# Text for analysis:
Optimising team structures

Mar 6, 2017

As a software consultancy, TrikeApps optimises for output and developer happiness. We have experimented with several team structures over the last three years. In our experience, the least effective teams are multi-disciplinary teams with high rotation. The most effective teams have a more narrow focus and stable membership. Predicting the effects of achieving sprint goals boosts developer happiness. Read on for more about what we’ve observed about team structures.

Happy developers are productive developers. Everyone wants to go to work and feel like they’ve achieved something important at the end of the day. For developers, this means having the mental space to go deep on problem solving. Minimising interruptions is critical. We also try to narrow sprint goals to be stimulating without becoming overwhelming. Team size has a strong influence on interruption levels and the scope of sprint goals.

At TrikeApps in 2014, everyone worked on everything. Individuals self-nominated to complete stories that clients were screaming the loudest for. Afterwards they would switch to the next loudest screamer. This was often in a completely different system and domain, incurring switching costs. Each week, the “interruptible” person rotated, answering support emails and phone calls. If the “interruptible” person was new, everyone got interrupted while they got up to speed. Needless to say, this did not improve developer happiness.

# Problem A:
Answer these questions from the article on team structures, each on its own line:
(i) Over how many years has TrikeApps experimented with team structures?
(ii) What does TrikeApps aim for when it narrows sprint goals?
(iii) In 2014, what did the "interruptible" person do each week?
# Problem B:
Continue the article on team structures from the point where it stops.

# Data:

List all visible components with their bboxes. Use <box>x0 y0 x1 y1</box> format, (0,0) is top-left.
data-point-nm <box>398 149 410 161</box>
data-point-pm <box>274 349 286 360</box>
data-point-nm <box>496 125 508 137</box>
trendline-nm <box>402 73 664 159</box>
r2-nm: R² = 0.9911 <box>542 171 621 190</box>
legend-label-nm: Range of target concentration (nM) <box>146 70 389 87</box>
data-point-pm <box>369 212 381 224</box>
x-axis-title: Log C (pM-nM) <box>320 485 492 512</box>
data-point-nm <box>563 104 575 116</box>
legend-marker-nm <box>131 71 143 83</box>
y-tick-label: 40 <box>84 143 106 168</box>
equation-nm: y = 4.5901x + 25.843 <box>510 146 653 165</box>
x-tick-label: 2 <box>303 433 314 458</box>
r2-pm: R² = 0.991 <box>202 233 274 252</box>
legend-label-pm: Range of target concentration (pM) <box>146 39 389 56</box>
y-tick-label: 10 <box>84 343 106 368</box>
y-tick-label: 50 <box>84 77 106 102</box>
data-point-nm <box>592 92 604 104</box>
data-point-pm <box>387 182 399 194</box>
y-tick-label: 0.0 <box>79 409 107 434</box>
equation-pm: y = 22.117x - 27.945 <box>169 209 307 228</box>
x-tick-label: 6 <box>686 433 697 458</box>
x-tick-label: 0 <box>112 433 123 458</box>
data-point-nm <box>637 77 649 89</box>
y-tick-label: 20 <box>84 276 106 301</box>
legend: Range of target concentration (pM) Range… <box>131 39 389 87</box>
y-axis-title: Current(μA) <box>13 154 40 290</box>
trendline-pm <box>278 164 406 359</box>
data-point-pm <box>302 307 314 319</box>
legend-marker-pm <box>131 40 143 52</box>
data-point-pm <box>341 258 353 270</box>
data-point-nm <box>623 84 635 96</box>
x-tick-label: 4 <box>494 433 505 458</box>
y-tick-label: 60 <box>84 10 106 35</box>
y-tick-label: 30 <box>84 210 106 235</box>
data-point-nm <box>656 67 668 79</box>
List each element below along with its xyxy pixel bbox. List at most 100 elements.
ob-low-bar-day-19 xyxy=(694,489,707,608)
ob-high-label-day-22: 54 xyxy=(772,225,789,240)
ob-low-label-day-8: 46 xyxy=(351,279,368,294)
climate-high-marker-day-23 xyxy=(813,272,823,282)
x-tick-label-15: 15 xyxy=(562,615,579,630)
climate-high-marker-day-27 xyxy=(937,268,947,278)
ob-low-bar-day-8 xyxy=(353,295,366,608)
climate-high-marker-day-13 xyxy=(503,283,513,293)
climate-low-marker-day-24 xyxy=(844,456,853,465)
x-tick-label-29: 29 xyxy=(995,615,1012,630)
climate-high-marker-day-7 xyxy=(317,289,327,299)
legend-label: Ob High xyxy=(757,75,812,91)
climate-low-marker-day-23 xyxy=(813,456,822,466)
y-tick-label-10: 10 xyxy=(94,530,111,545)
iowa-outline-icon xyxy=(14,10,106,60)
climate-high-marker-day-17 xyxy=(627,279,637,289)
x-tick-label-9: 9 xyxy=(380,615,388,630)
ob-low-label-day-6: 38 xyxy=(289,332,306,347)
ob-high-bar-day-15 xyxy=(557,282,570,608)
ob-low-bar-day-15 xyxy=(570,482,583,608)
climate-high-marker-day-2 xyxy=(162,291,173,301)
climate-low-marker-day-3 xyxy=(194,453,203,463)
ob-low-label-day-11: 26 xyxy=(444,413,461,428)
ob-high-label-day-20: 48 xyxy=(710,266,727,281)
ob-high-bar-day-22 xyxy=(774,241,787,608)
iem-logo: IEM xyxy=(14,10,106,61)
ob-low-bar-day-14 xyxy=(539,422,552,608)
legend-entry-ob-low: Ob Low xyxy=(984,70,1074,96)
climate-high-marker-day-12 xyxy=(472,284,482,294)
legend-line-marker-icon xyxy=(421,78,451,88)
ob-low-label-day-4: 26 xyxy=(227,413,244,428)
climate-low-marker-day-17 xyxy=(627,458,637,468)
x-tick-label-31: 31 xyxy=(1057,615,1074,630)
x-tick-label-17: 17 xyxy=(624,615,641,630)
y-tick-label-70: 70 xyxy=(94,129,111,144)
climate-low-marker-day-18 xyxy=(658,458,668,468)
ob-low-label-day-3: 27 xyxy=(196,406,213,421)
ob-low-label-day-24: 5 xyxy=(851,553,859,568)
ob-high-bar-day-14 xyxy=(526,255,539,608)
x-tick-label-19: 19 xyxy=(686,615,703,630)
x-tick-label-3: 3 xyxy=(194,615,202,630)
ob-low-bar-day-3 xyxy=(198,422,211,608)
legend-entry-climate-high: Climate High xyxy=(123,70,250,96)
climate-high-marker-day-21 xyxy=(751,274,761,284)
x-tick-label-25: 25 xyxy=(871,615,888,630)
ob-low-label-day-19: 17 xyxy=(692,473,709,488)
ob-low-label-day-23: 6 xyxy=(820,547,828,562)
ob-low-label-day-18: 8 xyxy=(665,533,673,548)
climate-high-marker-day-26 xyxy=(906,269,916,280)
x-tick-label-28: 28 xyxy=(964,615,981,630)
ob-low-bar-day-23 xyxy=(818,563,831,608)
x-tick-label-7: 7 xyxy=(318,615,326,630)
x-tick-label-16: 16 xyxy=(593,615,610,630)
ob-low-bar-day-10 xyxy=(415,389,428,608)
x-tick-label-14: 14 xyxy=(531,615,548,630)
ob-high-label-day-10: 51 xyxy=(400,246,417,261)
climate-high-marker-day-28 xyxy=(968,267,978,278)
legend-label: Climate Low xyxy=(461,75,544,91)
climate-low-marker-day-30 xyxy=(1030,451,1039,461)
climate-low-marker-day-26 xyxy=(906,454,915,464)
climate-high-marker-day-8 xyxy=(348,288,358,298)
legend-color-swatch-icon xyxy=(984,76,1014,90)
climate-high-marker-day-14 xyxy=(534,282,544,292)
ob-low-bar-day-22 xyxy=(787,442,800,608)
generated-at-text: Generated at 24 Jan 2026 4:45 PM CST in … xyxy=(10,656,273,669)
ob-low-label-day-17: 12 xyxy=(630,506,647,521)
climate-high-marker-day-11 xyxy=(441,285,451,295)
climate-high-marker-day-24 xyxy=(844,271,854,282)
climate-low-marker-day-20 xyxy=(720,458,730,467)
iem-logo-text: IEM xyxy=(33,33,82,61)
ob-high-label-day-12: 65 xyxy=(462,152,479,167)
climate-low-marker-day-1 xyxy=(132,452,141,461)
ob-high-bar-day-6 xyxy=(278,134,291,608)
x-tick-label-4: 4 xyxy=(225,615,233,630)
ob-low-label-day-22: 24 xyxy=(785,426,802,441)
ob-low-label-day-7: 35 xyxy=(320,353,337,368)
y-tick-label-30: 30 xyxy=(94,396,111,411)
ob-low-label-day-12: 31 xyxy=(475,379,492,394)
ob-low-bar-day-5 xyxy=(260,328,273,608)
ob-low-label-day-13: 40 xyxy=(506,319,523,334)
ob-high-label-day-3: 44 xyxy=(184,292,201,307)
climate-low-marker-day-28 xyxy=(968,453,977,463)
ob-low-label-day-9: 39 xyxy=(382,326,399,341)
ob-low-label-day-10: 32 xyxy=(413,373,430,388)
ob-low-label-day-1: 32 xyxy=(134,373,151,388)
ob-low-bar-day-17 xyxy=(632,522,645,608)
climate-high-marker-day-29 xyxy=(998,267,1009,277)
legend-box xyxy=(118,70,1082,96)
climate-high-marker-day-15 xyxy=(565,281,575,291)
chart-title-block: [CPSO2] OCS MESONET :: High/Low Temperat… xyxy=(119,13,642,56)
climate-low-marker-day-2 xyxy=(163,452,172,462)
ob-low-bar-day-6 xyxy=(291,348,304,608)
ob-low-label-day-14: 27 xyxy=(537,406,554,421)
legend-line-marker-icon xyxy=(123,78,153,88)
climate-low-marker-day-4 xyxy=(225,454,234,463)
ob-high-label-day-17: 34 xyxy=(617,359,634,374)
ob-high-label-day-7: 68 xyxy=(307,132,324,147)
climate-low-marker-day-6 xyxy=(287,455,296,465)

# Answer box A:
(i) Three years.
(ii) Goals that are stimulating without becoming overwhelming.
(iii) Answered support emails and phone calls.

# Answer box B:
The first change we made was to split the developers into two client-based teams and a support team. One developer from each team would rotate each sprint. This meant that a rotation on a client team would last as many sprints as there were team members. The support team handled emails and phone calls. The support team was also responsible for urgent smaller-client work. We saw an immediate increase in output. Developers appreciated being able to focus on a single client for a month or two. And yet, regular rotation still incurred switching costs and story handover costs. The support team still found things challenging.

To reduce switching and handover costs, we doubled the length of the rotations. Now, a developer from each team rotated every two sprints. This was great for the client teams. Output rose again, and developers in those teams reported greater satisfaction. The look of dread on the faces of those about to rotate into the support team told a different story. We had divested our smaller clients but our support team still felt unproductive. We refocused the support team on solving problems at the root cause. We made it easier for them to pass work to the client teams, and things got a little better.

After observing the pattern in output and developer happiness, we dropped rotation completely. The trend continued. As we were growing the team, we made the support team the entry point for junior developers. We documented common problems and subject matter experts on our wiki. Junior developers addressed simple bugs and delegated more complex tasks. We had these developers nominate regular times for learning activities and feature work. During these times, other team members handled support duties on a volunteer basis.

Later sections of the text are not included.